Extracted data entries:
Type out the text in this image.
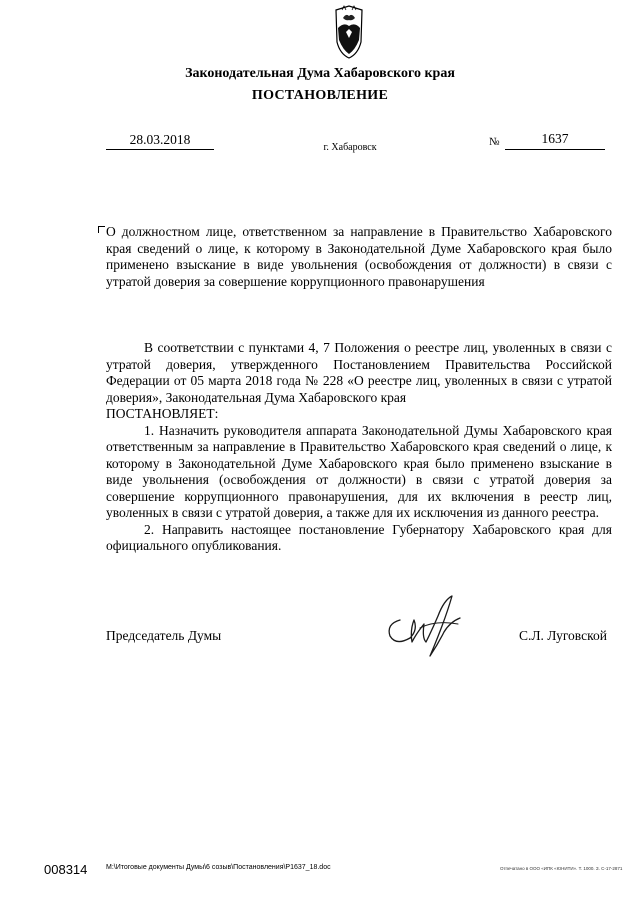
Законодательная Дума Хабаровского края
ПОСТАНОВЛЕНИЕ
28.03.2018
г. Хабаровск	№	1637
О должностном лице, ответственном за направление в Правительство Хабаровского края сведений о лице, к которому в Законодательной Думе Хабаровского края было применено взыскание в виде увольнения (освобождения от должности) в связи с утратой доверия за совершение коррупционного правонарушения

В соответствии с пунктами 4, 7 Положения о реестре лиц, уволенных в связи с утратой доверия, утвержденного Постановлением Правительства Российской Федерации от 05 марта 2018 года № 228 «О реестре лиц, уволенных в связи с утратой доверия», Законодательная Дума Хабаровского края

ПОСТАНОВЛЯЕТ:

1. Назначить руководителя аппарата Законодательной Думы Хабаровского края ответственным за направление в Правительство Хабаровского края сведений о лице, к которому в Законодательной Думе Хабаровского края было применено взыскание в виде увольнения (освобождения от должности) в связи с утратой доверия за совершение коррупционного правонарушения, для их включения в реестр лиц, уволенных в связи с утратой доверия, а также для их исключения из данного реестра.

2. Направить настоящее постановление Губернатору Хабаровского края для официального опубликования.

Председатель Думы	С.Л. Луговской
008314	M:\Итоговые документы Думы\6 созыв\Постановления\Р1637_18.doc	Отпечатано в ООО «ИПК «ЮНИТИ». Т. 1000. З. С-17-2871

Set task: In the records above, locate each line with the word "взыскание". Copy all such lines.

Result:
О должностном лице, ответственном за направление в Правительство Хабаровского края сведений о лице, к которому в Законодательной Думе Хабаровского края было применено взыскание в виде увольнения (освобождения от должности) в связи с утратой доверия за совершение коррупционного правонарушения
1. Назначить руководителя аппарата Законодательной Думы Хабаровского края ответственным за направление в Правительство Хабаровского края сведений о лице, к которому в Законодательной Думе Хабаровского края было применено взыскание в виде увольнения (освобождения от должности) в связи с утратой доверия за совершение коррупционного правонарушения, для их включения в реестр лиц, уволенных в связи с утратой доверия, а также для их исключения из данного реестра.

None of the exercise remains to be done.